提供文本:
# # #

PLptn真核載體的構建表達及其趨化活性測定

柳 超,蔣朋飛,曹金鎖,張德禮

(西北農林科技大學動物醫學院病毒免疫與生物信息研究室,陜西楊凌712100)

趨化因子是一種能夠趨化和活化白細胞的細胞因子,在炎癥和免疫反應中發揮著重要的作用,現在發現的趨化因子有CXC,CC,CX3C和 C共四族。淋巴細胞趨化因子(Lptn)為趨化因子C家族成員,可由CD8+T細胞、NK細胞、肥大細胞、嗜酸性粒細胞、γ δ T 細胞等多種細胞產生,主要作用于 CD4+T細胞、CD8+T細胞、NK 細胞、B細胞、中性粒細胞等[1]。Lptn的結構、功能等在人及小鼠中研究較為深入,目前人和小鼠的Lptn單克隆抗體已實現商品化生產。Zavala-Flores L M等[2]已成功用乳酸桿菌表達了人淋巴細胞趨化因子,并在體外做了活性驗證,而Lptn的研究在豬體內卻未見相關報道。為此本研究構建了豬淋巴細胞趨化因子(PLptn)真核表達載體,并轉染至豬臍靜脈血管內皮細胞系(SUVEC),在體外測定了其趨化生物學活性,為進一步研究其功能奠定了基礎。

# # #

任務內容:
A) 請把提供文本中以「趨化因子是一種」開頭的段落改寫成條列形式，並保留其主要事實。
B) 根據提供文本，本研究為什麼要構建豬淋巴細胞趨化因子（PLptn）真核表達載體？請用一至三句回答。

相關資料:
# # #

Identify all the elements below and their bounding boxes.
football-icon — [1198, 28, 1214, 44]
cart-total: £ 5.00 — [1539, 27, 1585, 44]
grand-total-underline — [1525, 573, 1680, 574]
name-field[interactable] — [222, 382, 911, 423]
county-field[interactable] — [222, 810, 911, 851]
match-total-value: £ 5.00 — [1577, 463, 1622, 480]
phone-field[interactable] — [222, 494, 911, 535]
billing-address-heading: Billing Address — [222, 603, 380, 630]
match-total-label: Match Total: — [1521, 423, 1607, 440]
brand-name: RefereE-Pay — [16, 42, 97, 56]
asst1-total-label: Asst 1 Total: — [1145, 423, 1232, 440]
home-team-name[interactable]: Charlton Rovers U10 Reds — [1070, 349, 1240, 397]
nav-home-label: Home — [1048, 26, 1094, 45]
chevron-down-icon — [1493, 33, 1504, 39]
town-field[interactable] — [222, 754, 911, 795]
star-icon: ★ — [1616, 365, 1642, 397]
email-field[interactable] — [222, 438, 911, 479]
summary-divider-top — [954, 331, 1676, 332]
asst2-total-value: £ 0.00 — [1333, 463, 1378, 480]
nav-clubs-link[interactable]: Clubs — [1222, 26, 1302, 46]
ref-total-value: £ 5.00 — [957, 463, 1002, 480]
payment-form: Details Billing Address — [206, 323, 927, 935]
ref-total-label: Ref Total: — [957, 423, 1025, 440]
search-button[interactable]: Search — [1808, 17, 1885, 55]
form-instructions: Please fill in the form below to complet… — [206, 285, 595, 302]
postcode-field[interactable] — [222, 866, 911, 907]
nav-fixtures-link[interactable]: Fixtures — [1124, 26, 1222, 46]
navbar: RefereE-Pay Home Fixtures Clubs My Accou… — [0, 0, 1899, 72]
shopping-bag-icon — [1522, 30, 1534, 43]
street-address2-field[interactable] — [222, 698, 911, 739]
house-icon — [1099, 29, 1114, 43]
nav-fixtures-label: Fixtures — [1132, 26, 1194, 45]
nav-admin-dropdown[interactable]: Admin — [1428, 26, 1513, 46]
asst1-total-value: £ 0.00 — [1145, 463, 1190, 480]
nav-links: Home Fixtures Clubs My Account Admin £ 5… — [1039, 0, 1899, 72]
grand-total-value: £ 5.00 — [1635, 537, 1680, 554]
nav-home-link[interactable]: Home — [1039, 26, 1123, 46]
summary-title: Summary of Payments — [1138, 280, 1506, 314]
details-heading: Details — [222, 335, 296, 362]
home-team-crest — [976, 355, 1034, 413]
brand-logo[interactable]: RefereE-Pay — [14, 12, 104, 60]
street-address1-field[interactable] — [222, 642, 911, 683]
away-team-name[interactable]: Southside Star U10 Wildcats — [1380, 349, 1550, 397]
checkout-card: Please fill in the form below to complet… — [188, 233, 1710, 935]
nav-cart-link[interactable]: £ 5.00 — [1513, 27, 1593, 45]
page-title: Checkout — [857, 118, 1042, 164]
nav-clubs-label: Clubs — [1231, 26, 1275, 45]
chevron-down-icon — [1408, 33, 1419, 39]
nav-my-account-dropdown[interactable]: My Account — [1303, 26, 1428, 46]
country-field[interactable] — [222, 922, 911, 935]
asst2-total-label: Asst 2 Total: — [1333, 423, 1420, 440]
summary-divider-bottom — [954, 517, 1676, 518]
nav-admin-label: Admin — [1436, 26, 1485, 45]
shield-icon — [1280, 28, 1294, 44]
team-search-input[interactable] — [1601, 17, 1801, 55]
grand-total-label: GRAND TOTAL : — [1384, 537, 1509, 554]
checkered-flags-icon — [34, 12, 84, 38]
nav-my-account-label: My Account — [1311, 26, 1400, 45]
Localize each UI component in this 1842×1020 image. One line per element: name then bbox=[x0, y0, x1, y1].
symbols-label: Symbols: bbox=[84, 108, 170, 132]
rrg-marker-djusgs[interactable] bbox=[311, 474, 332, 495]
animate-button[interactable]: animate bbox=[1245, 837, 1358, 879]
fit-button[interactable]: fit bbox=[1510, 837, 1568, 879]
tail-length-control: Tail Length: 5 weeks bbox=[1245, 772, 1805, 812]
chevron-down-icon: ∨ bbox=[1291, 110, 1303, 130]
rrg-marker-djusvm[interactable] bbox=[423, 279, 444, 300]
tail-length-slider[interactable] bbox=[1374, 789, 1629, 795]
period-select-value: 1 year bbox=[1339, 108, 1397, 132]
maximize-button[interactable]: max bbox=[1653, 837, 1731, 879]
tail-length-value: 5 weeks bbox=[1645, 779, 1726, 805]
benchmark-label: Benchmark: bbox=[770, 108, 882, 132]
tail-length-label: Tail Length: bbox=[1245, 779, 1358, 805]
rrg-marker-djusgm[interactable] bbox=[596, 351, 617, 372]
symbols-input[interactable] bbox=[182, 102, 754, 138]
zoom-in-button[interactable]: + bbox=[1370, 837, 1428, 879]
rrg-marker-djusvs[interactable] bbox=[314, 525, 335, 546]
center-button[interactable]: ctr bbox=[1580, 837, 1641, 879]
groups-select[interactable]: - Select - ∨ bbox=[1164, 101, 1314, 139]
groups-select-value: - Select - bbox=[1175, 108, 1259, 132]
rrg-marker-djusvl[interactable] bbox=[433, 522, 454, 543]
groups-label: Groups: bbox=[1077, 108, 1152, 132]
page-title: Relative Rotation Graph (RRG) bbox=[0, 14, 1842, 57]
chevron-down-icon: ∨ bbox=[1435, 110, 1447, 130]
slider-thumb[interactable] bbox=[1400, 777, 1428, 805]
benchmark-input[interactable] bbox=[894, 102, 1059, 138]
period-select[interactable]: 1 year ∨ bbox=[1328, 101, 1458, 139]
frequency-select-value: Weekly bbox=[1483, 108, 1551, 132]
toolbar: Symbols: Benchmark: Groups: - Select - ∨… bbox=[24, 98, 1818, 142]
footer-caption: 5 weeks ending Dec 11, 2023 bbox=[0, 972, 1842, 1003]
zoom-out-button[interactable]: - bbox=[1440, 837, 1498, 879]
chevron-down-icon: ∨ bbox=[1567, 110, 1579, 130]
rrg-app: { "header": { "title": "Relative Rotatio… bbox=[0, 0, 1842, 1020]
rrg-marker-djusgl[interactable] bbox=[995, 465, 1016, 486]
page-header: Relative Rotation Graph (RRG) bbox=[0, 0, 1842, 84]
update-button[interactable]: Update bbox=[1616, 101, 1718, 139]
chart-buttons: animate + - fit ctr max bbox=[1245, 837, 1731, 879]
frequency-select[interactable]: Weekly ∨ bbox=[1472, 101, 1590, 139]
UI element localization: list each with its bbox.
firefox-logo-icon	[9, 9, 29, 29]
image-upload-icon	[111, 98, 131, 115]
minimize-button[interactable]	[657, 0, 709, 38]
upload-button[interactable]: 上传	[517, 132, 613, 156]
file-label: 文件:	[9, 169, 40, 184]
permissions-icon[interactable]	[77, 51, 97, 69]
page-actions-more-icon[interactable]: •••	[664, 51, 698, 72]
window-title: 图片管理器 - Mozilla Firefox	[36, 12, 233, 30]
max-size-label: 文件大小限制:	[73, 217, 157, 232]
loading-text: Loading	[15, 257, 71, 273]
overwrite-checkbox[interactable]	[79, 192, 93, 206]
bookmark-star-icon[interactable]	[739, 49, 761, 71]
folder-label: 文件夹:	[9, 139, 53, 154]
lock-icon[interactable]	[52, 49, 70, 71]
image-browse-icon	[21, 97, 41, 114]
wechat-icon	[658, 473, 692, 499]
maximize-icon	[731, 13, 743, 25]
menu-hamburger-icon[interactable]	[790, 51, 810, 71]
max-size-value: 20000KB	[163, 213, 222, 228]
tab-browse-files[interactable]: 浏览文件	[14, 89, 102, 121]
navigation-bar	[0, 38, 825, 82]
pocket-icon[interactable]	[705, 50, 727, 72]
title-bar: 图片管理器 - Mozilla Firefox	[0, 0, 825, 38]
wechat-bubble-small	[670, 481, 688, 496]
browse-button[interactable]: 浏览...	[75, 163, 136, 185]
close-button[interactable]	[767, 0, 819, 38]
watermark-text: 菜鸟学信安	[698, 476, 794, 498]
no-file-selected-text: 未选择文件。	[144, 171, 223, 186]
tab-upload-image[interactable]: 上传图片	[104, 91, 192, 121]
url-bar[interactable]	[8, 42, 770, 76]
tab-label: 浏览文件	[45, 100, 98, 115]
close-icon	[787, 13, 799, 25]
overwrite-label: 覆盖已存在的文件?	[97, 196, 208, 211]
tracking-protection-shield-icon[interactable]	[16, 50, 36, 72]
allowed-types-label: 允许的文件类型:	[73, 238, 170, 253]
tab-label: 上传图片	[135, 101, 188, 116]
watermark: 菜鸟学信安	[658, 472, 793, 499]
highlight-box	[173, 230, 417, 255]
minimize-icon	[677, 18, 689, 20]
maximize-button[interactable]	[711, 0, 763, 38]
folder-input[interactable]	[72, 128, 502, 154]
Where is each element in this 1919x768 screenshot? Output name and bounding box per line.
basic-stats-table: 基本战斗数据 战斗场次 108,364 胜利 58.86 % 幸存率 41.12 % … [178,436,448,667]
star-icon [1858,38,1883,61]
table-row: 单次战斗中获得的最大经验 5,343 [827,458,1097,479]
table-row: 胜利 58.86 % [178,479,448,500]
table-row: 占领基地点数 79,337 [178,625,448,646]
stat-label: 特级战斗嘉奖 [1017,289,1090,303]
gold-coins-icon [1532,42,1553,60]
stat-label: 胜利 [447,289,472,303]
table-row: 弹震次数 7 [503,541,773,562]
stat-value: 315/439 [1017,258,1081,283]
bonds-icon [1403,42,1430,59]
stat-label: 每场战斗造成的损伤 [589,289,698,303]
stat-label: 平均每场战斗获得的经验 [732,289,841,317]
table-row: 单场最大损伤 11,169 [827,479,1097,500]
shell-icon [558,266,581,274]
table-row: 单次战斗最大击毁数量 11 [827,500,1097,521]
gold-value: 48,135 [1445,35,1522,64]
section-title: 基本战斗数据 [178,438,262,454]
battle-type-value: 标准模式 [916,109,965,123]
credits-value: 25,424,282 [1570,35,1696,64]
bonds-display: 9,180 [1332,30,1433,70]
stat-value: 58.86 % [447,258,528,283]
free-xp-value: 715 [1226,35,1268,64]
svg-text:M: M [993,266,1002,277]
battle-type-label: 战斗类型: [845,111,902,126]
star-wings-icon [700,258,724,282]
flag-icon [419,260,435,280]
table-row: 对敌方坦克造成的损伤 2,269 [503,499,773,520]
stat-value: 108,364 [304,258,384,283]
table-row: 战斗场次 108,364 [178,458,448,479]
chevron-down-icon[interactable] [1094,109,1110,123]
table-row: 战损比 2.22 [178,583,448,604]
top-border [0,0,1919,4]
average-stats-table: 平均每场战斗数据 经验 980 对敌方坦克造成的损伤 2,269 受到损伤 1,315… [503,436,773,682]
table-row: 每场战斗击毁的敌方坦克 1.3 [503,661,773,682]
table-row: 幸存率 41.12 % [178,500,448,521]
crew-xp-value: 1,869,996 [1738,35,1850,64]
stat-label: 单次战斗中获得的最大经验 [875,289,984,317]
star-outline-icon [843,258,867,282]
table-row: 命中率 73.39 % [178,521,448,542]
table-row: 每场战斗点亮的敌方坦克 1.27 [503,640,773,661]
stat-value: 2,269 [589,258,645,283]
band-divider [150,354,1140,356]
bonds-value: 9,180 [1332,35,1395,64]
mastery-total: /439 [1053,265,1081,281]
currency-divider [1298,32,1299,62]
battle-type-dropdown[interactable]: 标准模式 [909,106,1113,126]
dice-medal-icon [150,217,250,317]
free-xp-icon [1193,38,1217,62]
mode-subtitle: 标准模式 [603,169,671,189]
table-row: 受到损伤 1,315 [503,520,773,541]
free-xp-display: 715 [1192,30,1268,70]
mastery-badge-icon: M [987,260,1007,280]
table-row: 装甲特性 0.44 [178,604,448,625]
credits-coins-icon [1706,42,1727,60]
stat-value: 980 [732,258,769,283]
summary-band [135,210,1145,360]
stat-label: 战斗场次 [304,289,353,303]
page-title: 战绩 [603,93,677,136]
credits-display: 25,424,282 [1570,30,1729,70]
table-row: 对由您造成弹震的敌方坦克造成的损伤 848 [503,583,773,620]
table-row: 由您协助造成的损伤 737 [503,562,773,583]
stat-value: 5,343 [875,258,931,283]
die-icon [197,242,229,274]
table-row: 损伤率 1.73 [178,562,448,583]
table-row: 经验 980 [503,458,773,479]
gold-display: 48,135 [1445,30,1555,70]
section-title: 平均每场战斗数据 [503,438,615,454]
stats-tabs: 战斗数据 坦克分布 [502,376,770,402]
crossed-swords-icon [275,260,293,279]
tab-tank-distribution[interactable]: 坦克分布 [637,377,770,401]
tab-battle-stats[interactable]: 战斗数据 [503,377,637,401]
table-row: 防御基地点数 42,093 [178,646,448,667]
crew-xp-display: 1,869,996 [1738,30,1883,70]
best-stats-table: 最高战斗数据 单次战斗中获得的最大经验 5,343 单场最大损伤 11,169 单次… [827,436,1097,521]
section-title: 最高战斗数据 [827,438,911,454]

# # #

各題答案:
A)
- 趨化因子能趨化和活化白細胞，在炎癥和免疫反應中有重要作用。已發現的趨化因子分為CXC、CC、CX3C和C四族。
- 淋巴細胞趨化因子（Lptn）屬C家族。它可由CD8+T細胞、NK細胞、肥大細胞、嗜酸性粒細胞、γδT細胞等產生，主要作用於CD4+T細胞、CD8+T細胞、NK細胞、B細胞、中性粒細胞等。
- 人及小鼠Lptn的研究較深入，其單克隆抗體已商品化。Zavala-Flores L M等已用乳酸桿菌表達人Lptn，並在體外驗證了活性。
- 豬體內的Lptn研究未見相關報道。
- 本研究構建了豬淋巴細胞趨化因子（PLptn）真核表達載體，轉染至豬臍靜脈血管內皮細胞系（SUVEC），並在體外測定其趨化活性，為進一步研究其功能奠定基礎。

B) Lptn的結構和功能在人及小鼠中已有較深入的研究，但在豬體內未見相關報道。因此，本研究構建了PLptn真核表達載體，並在體外測定其趨化活性，為進一步研究其功能奠定基礎。